[begin PROVIDED DATA]

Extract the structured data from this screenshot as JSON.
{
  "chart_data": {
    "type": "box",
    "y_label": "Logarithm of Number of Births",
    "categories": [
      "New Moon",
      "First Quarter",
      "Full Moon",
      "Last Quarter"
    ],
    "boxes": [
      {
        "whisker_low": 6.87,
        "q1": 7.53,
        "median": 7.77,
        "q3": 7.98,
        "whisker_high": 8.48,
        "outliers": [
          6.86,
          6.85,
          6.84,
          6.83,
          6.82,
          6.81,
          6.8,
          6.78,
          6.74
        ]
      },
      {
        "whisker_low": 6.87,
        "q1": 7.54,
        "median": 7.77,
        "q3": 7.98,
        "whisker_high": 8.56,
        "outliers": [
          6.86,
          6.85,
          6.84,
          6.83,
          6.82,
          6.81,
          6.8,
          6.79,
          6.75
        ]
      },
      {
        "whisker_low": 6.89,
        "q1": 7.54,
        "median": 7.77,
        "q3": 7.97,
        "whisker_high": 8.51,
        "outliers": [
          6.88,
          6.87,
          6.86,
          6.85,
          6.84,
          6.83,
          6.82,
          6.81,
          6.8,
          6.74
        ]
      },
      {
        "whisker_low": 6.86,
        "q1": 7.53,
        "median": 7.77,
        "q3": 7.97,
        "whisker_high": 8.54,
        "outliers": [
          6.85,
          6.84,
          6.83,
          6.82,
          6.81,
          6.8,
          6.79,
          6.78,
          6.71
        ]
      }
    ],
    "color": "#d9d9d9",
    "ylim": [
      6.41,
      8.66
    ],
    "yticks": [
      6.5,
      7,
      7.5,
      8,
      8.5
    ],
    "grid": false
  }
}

[end PROVIDED DATA]

Each line above is to be repeated exactly.

- _WRITTEN RESPONSE_
Extract the structured data from this screenshot as JSON.
{
  "chart_data": {
    "type": "box",
    "y_label": "Logarithm of Number of Births",
    "categories": [
      "New Moon",
      "First Quarter",
      "Full Moon",
      "Last Quarter"
    ],
    "boxes": [
      {
        "whisker_low": 6.87,
        "q1": 7.53,
        "median": 7.77,
        "q3": 7.98,
        "whisker_high": 8.48,
        "outliers": [
          6.86,
          6.85,
          6.84,
          6.83,
          6.82,
          6.81,
          6.8,
          6.78,
          6.74
        ]
      },
      {
        "whisker_low": 6.87,
        "q1": 7.54,
        "median": 7.77,
        "q3": 7.98,
        "whisker_high": 8.56,
        "outliers": [
          6.86,
          6.85,
          6.84,
          6.83,
          6.82,
          6.81,
          6.8,
          6.79,
          6.75
        ]
      },
      {
        "whisker_low": 6.89,
        "q1": 7.54,
        "median": 7.77,
        "q3": 7.97,
        "whisker_high": 8.51,
        "outliers": [
          6.88,
          6.87,
          6.86,
          6.85,
          6.84,
          6.83,
          6.82,
          6.81,
          6.8,
          6.74
        ]
      },
      {
        "whisker_low": 6.86,
        "q1": 7.53,
        "median": 7.77,
        "q3": 7.97,
        "whisker_high": 8.54,
        "outliers": [
          6.85,
          6.84,
          6.83,
          6.82,
          6.81,
          6.8,
          6.79,
          6.78,
          6.71
        ]
      }
    ],
    "color": "#d9d9d9",
    "ylim": [
      6.41,
      8.66
    ],
    "yticks": [
      6.5,
      7,
      7.5,
      8,
      8.5
    ],
    "grid": false
  }
}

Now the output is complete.